*** Dataset content ***

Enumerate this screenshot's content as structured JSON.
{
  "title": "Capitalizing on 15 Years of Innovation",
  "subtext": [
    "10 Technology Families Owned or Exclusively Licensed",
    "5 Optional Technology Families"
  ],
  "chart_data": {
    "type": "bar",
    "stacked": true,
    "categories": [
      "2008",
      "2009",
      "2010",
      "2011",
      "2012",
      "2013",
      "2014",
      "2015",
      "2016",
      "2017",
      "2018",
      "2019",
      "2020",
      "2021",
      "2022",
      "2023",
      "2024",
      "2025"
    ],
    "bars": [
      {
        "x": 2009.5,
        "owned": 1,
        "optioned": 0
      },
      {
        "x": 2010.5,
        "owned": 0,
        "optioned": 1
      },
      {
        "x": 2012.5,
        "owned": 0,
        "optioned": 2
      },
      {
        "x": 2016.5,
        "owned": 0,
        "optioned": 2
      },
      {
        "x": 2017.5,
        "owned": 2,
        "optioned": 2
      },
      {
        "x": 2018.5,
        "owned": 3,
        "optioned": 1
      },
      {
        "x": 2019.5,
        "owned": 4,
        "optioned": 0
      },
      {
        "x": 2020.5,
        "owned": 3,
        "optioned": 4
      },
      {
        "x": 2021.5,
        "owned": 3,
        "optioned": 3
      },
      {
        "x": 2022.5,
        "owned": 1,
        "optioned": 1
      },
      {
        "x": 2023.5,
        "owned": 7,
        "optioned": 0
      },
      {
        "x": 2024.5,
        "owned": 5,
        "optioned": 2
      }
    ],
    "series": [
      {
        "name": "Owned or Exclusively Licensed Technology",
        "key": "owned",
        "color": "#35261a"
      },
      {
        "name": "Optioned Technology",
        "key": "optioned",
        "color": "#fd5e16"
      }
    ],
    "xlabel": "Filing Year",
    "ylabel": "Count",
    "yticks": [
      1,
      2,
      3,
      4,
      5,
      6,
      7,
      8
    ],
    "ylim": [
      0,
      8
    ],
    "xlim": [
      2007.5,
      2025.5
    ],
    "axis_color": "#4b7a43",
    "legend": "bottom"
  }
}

***

- _Objective_
Every record above should be copied exactly.

- _The response_
Enumerate this screenshot's content as structured JSON.
{
  "title": "Capitalizing on 15 Years of Innovation",
  "subtext": [
    "10 Technology Families Owned or Exclusively Licensed",
    "5 Optional Technology Families"
  ],
  "chart_data": {
    "type": "bar",
    "stacked": true,
    "categories": [
      "2008",
      "2009",
      "2010",
      "2011",
      "2012",
      "2013",
      "2014",
      "2015",
      "2016",
      "2017",
      "2018",
      "2019",
      "2020",
      "2021",
      "2022",
      "2023",
      "2024",
      "2025"
    ],
    "bars": [
      {
        "x": 2009.5,
        "owned": 1,
        "optioned": 0
      },
      {
        "x": 2010.5,
        "owned": 0,
        "optioned": 1
      },
      {
        "x": 2012.5,
        "owned": 0,
        "optioned": 2
      },
      {
        "x": 2016.5,
        "owned": 0,
        "optioned": 2
      },
      {
        "x": 2017.5,
        "owned": 2,
        "optioned": 2
      },
      {
        "x": 2018.5,
        "owned": 3,
        "optioned": 1
      },
      {
        "x": 2019.5,
        "owned": 4,
        "optioned": 0
      },
      {
        "x": 2020.5,
        "owned": 3,
        "optioned": 4
      },
      {
        "x": 2021.5,
        "owned": 3,
        "optioned": 3
      },
      {
        "x": 2022.5,
        "owned": 1,
        "optioned": 1
      },
      {
        "x": 2023.5,
        "owned": 7,
        "optioned": 0
      },
      {
        "x": 2024.5,
        "owned": 5,
        "optioned": 2
      }
    ],
    "series": [
      {
        "name": "Owned or Exclusively Licensed Technology",
        "key": "owned",
        "color": "#35261a"
      },
      {
        "name": "Optioned Technology",
        "key": "optioned",
        "color": "#fd5e16"
      }
    ],
    "xlabel": "Filing Year",
    "ylabel": "Count",
    "yticks": [
      1,
      2,
      3,
      4,
      5,
      6,
      7,
      8
    ],
    "ylim": [
      0,
      8
    ],
    "xlim": [
      2007.5,
      2025.5
    ],
    "axis_color": "#4b7a43",
    "legend": "bottom"
  }
}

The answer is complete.